YOUR GOAL >>
Reproduce every entry in the listing without alteration.

Records contained in a dataset >>
··········
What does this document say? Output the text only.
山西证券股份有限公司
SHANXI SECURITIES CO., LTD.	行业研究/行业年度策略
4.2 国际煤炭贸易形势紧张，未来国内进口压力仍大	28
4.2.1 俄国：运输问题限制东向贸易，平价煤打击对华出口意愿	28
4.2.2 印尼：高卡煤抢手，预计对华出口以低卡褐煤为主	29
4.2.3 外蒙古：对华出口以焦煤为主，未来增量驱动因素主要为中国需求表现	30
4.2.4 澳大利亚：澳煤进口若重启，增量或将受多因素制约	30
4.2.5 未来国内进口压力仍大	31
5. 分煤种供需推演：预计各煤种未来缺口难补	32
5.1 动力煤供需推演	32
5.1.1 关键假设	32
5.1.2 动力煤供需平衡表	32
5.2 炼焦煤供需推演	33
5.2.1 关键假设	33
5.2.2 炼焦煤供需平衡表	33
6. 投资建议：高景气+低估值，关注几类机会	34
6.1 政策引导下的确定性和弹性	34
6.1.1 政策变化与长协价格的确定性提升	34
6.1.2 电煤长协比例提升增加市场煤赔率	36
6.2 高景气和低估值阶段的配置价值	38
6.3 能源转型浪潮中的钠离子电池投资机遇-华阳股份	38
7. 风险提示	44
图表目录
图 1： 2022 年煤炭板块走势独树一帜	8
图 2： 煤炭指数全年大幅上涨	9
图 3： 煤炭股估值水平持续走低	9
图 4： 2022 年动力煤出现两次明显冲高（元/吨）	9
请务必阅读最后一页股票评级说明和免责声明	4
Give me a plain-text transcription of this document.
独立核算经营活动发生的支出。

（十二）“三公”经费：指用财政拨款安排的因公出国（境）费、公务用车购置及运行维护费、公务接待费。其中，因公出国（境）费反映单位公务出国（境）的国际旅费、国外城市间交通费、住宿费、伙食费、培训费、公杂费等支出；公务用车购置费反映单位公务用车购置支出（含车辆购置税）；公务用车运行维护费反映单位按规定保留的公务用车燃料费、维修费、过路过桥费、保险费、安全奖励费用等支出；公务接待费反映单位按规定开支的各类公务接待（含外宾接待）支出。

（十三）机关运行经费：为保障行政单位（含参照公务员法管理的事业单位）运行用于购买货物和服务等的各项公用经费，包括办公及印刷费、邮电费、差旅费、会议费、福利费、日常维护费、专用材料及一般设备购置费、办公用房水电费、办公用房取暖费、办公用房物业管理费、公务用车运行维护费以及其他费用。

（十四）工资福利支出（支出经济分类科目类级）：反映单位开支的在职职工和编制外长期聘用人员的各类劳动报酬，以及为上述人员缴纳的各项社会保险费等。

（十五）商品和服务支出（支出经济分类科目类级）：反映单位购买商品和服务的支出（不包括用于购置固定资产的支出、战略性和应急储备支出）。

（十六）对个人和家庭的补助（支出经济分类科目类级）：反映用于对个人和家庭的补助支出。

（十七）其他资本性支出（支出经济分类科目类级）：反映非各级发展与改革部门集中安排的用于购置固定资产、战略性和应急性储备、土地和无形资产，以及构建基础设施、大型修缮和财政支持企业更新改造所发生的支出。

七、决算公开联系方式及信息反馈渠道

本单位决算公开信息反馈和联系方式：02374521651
··········
THE SOLUTION >>
What does this document say? Output the text only.
山西证券股份有限公司
SHANXI SECURITIES CO., LTD.	行业研究/行业年度策略
4.2 国际煤炭贸易形势紧张，未来国内进口压力仍大	28
4.2.1 俄国：运输问题限制东向贸易，平价煤打击对华出口意愿	28
4.2.2 印尼：高卡煤抢手，预计对华出口以低卡褐煤为主	29
4.2.3 外蒙古：对华出口以焦煤为主，未来增量驱动因素主要为中国需求表现	30
4.2.4 澳大利亚：澳煤进口若重启，增量或将受多因素制约	30
4.2.5 未来国内进口压力仍大	31
5. 分煤种供需推演：预计各煤种未来缺口难补	32
5.1 动力煤供需推演	32
5.1.1 关键假设	32
5.1.2 动力煤供需平衡表	32
5.2 炼焦煤供需推演	33
5.2.1 关键假设	33
5.2.2 炼焦煤供需平衡表	33
6. 投资建议：高景气+低估值，关注几类机会	34
6.1 政策引导下的确定性和弹性	34
6.1.1 政策变化与长协价格的确定性提升	34
6.1.2 电煤长协比例提升增加市场煤赔率	36
6.2 高景气和低估值阶段的配置价值	38
6.3 能源转型浪潮中的钠离子电池投资机遇-华阳股份	38
7. 风险提示	44
图表目录
图 1： 2022 年煤炭板块走势独树一帜	8
图 2： 煤炭指数全年大幅上涨	9
图 3： 煤炭股估值水平持续走低	9
图 4： 2022 年动力煤出现两次明显冲高（元/吨）	9
请务必阅读最后一页股票评级说明和免责声明	4
Give me a plain-text transcription of this document.
独立核算经营活动发生的支出。

（十二）“三公”经费：指用财政拨款安排的因公出国（境）费、公务用车购置及运行维护费、公务接待费。其中，因公出国（境）费反映单位公务出国（境）的国际旅费、国外城市间交通费、住宿费、伙食费、培训费、公杂费等支出；公务用车购置费反映单位公务用车购置支出（含车辆购置税）；公务用车运行维护费反映单位按规定保留的公务用车燃料费、维修费、过路过桥费、保险费、安全奖励费用等支出；公务接待费反映单位按规定开支的各类公务接待（含外宾接待）支出。

（十三）机关运行经费：为保障行政单位（含参照公务员法管理的事业单位）运行用于购买货物和服务等的各项公用经费，包括办公及印刷费、邮电费、差旅费、会议费、福利费、日常维护费、专用材料及一般设备购置费、办公用房水电费、办公用房取暖费、办公用房物业管理费、公务用车运行维护费以及其他费用。

（十四）工资福利支出（支出经济分类科目类级）：反映单位开支的在职职工和编制外长期聘用人员的各类劳动报酬，以及为上述人员缴纳的各项社会保险费等。

（十五）商品和服务支出（支出经济分类科目类级）：反映单位购买商品和服务的支出（不包括用于购置固定资产的支出、战略性和应急储备支出）。

（十六）对个人和家庭的补助（支出经济分类科目类级）：反映用于对个人和家庭的补助支出。

（十七）其他资本性支出（支出经济分类科目类级）：反映非各级发展与改革部门集中安排的用于购置固定资产、战略性和应急性储备、土地和无形资产，以及构建基础设施、大型修缮和财政支持企业更新改造所发生的支出。

七、决算公开联系方式及信息反馈渠道

本单位决算公开信息反馈和联系方式：02374521651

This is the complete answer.